▶ Exercise aim
Quote the whole listing verbatim.

▶ Task data
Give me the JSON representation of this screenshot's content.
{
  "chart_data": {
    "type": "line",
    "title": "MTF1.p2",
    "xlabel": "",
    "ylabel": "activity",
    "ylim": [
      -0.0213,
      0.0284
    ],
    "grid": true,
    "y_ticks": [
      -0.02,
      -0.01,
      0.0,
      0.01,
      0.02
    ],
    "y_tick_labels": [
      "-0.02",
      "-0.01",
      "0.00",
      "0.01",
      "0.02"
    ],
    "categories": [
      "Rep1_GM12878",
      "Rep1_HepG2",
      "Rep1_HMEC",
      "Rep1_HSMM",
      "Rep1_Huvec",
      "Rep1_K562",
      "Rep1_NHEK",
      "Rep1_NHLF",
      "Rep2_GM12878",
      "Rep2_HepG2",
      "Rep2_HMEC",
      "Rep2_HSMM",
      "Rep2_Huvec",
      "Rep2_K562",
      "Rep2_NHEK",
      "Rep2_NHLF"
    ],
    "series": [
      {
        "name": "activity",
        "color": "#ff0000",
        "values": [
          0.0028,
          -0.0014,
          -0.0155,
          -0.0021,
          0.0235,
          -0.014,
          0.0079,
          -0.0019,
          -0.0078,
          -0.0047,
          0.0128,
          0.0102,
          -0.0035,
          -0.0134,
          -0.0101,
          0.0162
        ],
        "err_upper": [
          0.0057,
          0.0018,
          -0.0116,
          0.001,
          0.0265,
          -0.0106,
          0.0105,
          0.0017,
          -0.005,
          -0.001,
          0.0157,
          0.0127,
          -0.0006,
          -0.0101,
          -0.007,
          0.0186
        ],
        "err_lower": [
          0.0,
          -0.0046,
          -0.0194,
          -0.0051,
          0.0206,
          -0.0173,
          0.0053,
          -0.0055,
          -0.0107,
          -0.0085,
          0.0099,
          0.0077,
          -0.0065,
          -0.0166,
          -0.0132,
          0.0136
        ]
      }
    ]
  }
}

▶ Full solution
Give me the JSON representation of this screenshot's content.
{
  "chart_data": {
    "type": "line",
    "title": "MTF1.p2",
    "xlabel": "",
    "ylabel": "activity",
    "ylim": [
      -0.0213,
      0.0284
    ],
    "grid": true,
    "y_ticks": [
      -0.02,
      -0.01,
      0.0,
      0.01,
      0.02
    ],
    "y_tick_labels": [
      "-0.02",
      "-0.01",
      "0.00",
      "0.01",
      "0.02"
    ],
    "categories": [
      "Rep1_GM12878",
      "Rep1_HepG2",
      "Rep1_HMEC",
      "Rep1_HSMM",
      "Rep1_Huvec",
      "Rep1_K562",
      "Rep1_NHEK",
      "Rep1_NHLF",
      "Rep2_GM12878",
      "Rep2_HepG2",
      "Rep2_HMEC",
      "Rep2_HSMM",
      "Rep2_Huvec",
      "Rep2_K562",
      "Rep2_NHEK",
      "Rep2_NHLF"
    ],
    "series": [
      {
        "name": "activity",
        "color": "#ff0000",
        "values": [
          0.0028,
          -0.0014,
          -0.0155,
          -0.0021,
          0.0235,
          -0.014,
          0.0079,
          -0.0019,
          -0.0078,
          -0.0047,
          0.0128,
          0.0102,
          -0.0035,
          -0.0134,
          -0.0101,
          0.0162
        ],
        "err_upper": [
          0.0057,
          0.0018,
          -0.0116,
          0.001,
          0.0265,
          -0.0106,
          0.0105,
          0.0017,
          -0.005,
          -0.001,
          0.0157,
          0.0127,
          -0.0006,
          -0.0101,
          -0.007,
          0.0186
        ],
        "err_lower": [
          0.0,
          -0.0046,
          -0.0194,
          -0.0051,
          0.0206,
          -0.0173,
          0.0053,
          -0.0055,
          -0.0107,
          -0.0085,
          0.0099,
          0.0077,
          -0.0065,
          -0.0166,
          -0.0132,
          0.0136
        ]
      }
    ]
  }
}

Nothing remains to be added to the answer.